_GOAL_
In the copy, keep every record exact and leave out all images.

_INFORMATION SUPPLIED_

————

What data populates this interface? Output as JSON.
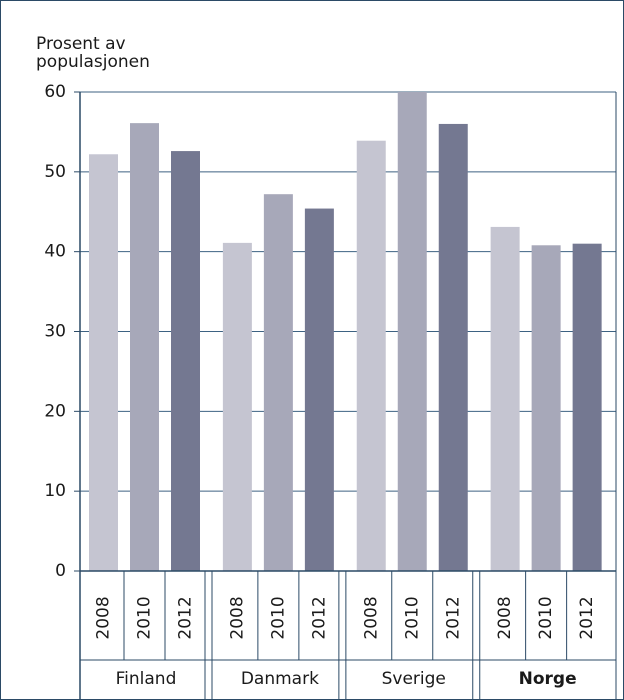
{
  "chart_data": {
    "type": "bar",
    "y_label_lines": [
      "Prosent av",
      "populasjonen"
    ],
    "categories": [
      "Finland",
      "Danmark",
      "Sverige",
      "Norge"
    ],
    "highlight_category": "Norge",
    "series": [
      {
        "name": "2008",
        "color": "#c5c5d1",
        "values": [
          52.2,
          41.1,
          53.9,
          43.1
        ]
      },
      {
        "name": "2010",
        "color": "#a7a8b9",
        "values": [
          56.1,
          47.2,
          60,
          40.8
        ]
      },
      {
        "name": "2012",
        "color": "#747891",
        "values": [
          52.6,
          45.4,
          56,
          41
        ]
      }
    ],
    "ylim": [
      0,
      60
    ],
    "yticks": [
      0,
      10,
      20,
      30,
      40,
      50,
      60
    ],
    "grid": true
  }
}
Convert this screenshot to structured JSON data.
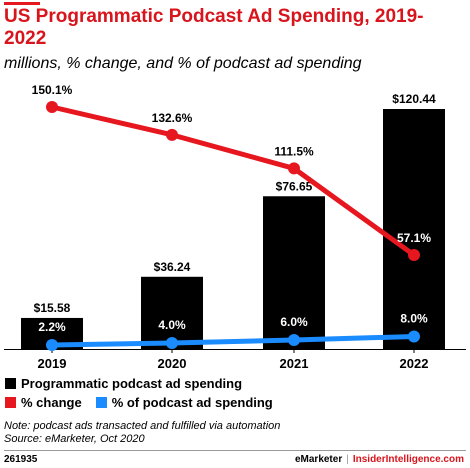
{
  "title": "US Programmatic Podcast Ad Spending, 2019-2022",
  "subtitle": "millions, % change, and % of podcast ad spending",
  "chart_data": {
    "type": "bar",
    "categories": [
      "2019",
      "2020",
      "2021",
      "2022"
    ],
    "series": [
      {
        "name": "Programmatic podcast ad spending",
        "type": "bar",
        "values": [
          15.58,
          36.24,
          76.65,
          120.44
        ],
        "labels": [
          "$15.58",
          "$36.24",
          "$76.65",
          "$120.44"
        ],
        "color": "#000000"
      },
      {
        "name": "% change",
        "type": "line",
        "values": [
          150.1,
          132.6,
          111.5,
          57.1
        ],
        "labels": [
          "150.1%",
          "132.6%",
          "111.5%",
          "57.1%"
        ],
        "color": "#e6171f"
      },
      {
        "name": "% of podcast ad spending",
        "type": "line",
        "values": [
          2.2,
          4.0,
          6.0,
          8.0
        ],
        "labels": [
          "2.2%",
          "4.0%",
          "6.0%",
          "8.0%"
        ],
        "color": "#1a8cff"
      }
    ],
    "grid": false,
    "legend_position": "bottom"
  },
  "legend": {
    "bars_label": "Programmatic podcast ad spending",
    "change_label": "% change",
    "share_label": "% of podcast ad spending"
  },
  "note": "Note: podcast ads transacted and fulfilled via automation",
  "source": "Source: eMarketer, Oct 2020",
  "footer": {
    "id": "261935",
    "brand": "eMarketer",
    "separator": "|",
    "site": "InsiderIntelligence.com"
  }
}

————

_EXERCISE OUTPUT_
What data populates this interface? Output as JSON.
{
  "chart_data": {
    "type": "bar",
    "y_label_lines": [
      "Prosent av",
      "populasjonen"
    ],
    "categories": [
      "Finland",
      "Danmark",
      "Sverige",
      "Norge"
    ],
    "highlight_category": "Norge",
    "series": [
      {
        "name": "2008",
        "color": "#c5c5d1",
        "values": [
          52.2,
          41.1,
          53.9,
          43.1
        ]
      },
      {
        "name": "2010",
        "color": "#a7a8b9",
        "values": [
          56.1,
          47.2,
          60,
          40.8
        ]
      },
      {
        "name": "2012",
        "color": "#747891",
        "values": [
          52.6,
          45.4,
          56,
          41
        ]
      }
    ],
    "ylim": [
      0,
      60
    ],
    "yticks": [
      0,
      10,
      20,
      30,
      40,
      50,
      60
    ],
    "grid": true
  }
}
Convert this screenshot to structured JSON data.
{
  "title": "US Programmatic Podcast Ad Spending, 2019-2022",
  "subtitle": "millions, % change, and % of podcast ad spending",
  "chart_data": {
    "type": "bar",
    "categories": [
      "2019",
      "2020",
      "2021",
      "2022"
    ],
    "series": [
      {
        "name": "Programmatic podcast ad spending",
        "type": "bar",
        "values": [
          15.58,
          36.24,
          76.65,
          120.44
        ],
        "labels": [
          "$15.58",
          "$36.24",
          "$76.65",
          "$120.44"
        ],
        "color": "#000000"
      },
      {
        "name": "% change",
        "type": "line",
        "values": [
          150.1,
          132.6,
          111.5,
          57.1
        ],
        "labels": [
          "150.1%",
          "132.6%",
          "111.5%",
          "57.1%"
        ],
        "color": "#e6171f"
      },
      {
        "name": "% of podcast ad spending",
        "type": "line",
        "values": [
          2.2,
          4.0,
          6.0,
          8.0
        ],
        "labels": [
          "2.2%",
          "4.0%",
          "6.0%",
          "8.0%"
        ],
        "color": "#1a8cff"
      }
    ],
    "grid": false,
    "legend_position": "bottom"
  },
  "legend": {
    "bars_label": "Programmatic podcast ad spending",
    "change_label": "% change",
    "share_label": "% of podcast ad spending"
  },
  "note": "Note: podcast ads transacted and fulfilled via automation",
  "source": "Source: eMarketer, Oct 2020",
  "footer": {
    "id": "261935",
    "brand": "eMarketer",
    "separator": "|",
    "site": "InsiderIntelligence.com"
  }
}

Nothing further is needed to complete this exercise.